Data items
Start
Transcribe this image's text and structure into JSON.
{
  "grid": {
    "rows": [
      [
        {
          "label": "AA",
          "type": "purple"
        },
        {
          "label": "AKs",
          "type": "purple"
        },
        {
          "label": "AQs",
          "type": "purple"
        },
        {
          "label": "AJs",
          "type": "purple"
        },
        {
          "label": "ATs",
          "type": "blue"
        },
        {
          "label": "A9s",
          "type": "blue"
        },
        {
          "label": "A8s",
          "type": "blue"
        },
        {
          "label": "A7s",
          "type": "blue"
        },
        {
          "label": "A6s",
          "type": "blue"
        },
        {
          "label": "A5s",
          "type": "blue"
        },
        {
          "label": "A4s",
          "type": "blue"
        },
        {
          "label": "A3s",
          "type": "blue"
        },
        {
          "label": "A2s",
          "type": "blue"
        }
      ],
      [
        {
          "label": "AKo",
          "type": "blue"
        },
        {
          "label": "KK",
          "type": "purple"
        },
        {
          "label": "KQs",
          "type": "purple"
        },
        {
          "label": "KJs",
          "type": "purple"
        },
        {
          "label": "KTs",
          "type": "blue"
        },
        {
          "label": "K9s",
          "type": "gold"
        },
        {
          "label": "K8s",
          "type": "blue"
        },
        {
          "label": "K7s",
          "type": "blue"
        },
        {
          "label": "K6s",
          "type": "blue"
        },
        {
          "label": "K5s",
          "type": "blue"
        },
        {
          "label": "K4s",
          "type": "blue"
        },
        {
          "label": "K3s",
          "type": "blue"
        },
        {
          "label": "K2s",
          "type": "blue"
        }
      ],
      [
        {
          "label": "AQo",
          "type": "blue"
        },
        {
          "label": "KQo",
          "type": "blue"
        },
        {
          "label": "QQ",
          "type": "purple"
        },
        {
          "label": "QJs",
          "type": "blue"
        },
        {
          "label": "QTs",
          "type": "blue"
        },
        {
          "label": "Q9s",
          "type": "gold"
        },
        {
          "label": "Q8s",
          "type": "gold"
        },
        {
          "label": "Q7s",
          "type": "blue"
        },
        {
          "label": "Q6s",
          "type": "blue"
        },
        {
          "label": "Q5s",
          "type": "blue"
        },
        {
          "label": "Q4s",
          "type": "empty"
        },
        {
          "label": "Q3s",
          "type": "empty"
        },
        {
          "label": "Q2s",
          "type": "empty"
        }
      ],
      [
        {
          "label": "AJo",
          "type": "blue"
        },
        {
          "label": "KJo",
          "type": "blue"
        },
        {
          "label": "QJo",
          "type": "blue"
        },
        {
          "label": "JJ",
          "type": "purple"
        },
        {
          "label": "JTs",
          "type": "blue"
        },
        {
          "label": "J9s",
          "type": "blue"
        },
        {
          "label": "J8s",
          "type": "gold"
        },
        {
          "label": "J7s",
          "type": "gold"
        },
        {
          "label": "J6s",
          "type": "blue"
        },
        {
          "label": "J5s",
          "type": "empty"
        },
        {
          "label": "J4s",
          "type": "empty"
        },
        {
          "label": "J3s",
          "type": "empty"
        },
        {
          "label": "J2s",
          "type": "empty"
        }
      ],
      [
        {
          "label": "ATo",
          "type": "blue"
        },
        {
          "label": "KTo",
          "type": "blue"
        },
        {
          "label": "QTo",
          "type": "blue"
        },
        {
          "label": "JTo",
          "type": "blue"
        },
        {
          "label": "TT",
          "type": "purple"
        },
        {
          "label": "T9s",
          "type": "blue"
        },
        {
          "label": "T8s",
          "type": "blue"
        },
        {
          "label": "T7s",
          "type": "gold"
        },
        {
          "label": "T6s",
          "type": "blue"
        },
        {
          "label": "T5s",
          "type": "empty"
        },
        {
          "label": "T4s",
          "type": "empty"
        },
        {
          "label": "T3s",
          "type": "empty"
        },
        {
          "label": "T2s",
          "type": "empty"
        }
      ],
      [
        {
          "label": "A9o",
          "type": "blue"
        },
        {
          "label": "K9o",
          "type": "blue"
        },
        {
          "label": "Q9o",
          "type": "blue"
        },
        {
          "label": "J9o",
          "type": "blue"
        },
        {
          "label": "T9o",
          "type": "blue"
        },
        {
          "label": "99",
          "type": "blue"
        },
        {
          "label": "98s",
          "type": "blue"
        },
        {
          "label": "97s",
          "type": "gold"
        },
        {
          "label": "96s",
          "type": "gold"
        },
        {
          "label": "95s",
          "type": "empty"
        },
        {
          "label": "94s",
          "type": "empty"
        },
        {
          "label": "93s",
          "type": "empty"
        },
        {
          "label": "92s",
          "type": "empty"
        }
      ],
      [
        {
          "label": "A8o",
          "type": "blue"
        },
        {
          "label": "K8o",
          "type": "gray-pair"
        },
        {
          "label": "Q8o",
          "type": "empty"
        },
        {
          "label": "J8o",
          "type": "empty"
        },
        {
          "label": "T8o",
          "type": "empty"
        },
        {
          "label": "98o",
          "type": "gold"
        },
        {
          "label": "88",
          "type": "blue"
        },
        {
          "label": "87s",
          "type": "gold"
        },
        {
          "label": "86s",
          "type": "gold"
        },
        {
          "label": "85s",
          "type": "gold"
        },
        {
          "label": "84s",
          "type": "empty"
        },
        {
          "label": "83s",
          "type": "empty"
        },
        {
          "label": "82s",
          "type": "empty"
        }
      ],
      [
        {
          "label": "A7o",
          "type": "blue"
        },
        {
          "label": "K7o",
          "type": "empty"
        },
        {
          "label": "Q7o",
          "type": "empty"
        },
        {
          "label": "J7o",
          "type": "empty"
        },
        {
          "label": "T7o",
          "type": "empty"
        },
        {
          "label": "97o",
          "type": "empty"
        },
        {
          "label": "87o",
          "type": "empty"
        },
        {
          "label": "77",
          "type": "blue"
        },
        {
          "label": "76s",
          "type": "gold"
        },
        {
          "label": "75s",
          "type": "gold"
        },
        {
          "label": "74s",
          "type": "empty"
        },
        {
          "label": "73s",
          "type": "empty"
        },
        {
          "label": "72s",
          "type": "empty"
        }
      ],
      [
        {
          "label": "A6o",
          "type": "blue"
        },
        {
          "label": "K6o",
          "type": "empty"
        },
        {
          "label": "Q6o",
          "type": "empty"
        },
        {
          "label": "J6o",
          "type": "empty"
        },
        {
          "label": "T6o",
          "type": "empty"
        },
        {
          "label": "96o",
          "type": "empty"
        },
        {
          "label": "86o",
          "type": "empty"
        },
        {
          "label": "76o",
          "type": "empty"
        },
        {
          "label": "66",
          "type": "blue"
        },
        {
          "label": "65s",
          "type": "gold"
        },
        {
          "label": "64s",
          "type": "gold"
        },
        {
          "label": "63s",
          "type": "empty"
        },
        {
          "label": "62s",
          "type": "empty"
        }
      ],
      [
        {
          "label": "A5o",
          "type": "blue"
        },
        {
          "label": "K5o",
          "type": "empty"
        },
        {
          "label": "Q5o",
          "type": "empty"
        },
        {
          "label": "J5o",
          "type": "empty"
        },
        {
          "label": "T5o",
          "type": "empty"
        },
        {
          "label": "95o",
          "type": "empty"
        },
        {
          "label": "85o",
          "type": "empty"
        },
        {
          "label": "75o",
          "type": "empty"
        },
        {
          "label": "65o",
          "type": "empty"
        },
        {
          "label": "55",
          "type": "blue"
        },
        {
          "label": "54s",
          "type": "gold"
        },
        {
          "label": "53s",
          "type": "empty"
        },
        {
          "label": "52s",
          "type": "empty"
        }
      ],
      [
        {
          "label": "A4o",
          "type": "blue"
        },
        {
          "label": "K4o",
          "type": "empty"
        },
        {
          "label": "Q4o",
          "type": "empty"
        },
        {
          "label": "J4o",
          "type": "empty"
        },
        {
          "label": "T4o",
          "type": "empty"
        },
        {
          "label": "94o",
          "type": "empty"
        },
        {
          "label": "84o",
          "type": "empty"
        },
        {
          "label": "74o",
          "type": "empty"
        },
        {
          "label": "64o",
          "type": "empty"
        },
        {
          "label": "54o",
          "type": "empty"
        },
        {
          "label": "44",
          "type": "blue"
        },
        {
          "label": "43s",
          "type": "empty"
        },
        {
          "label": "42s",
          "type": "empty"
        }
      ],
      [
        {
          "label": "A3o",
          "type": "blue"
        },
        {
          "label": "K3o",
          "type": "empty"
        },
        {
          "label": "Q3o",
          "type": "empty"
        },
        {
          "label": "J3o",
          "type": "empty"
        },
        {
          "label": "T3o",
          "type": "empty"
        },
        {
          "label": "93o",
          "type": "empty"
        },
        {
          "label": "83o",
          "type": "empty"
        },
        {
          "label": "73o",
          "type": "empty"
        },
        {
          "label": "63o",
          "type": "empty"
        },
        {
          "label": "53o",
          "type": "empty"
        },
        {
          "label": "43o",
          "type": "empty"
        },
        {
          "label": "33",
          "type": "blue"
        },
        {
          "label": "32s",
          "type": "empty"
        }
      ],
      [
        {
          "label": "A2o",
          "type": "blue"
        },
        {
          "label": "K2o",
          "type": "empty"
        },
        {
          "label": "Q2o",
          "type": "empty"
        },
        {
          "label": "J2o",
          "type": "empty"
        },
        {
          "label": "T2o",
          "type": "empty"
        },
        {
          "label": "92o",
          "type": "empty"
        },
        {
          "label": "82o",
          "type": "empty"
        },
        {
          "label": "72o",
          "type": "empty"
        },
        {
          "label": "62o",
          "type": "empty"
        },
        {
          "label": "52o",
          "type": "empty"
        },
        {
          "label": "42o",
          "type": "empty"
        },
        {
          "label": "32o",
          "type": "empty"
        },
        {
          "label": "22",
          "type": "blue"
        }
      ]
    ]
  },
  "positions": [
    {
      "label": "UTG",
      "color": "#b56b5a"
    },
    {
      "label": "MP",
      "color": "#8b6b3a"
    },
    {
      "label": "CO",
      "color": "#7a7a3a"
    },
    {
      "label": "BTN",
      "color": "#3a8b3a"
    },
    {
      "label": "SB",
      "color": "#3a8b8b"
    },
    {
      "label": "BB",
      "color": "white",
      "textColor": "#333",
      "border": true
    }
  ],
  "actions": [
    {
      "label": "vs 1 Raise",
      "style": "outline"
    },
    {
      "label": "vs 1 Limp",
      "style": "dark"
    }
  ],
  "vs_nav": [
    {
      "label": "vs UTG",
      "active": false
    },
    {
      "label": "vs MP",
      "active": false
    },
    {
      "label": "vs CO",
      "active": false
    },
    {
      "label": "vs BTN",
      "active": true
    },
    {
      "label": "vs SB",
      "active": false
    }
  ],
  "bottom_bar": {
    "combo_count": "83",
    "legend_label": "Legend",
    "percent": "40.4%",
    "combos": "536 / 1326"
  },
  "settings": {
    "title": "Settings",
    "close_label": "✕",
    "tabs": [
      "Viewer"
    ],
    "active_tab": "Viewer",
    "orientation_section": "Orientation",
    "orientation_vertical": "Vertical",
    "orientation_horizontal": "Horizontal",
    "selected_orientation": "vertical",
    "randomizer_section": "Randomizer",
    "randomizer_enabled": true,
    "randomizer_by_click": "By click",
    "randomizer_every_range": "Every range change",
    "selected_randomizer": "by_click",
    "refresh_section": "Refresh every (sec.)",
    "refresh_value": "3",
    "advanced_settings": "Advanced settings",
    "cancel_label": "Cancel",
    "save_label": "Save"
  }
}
End
◆ Stated task
Go through the entries and return each line where the word "true" appears.

◆ Exercise response
      "border": true
      "active": true
    "randomizer_enabled": true,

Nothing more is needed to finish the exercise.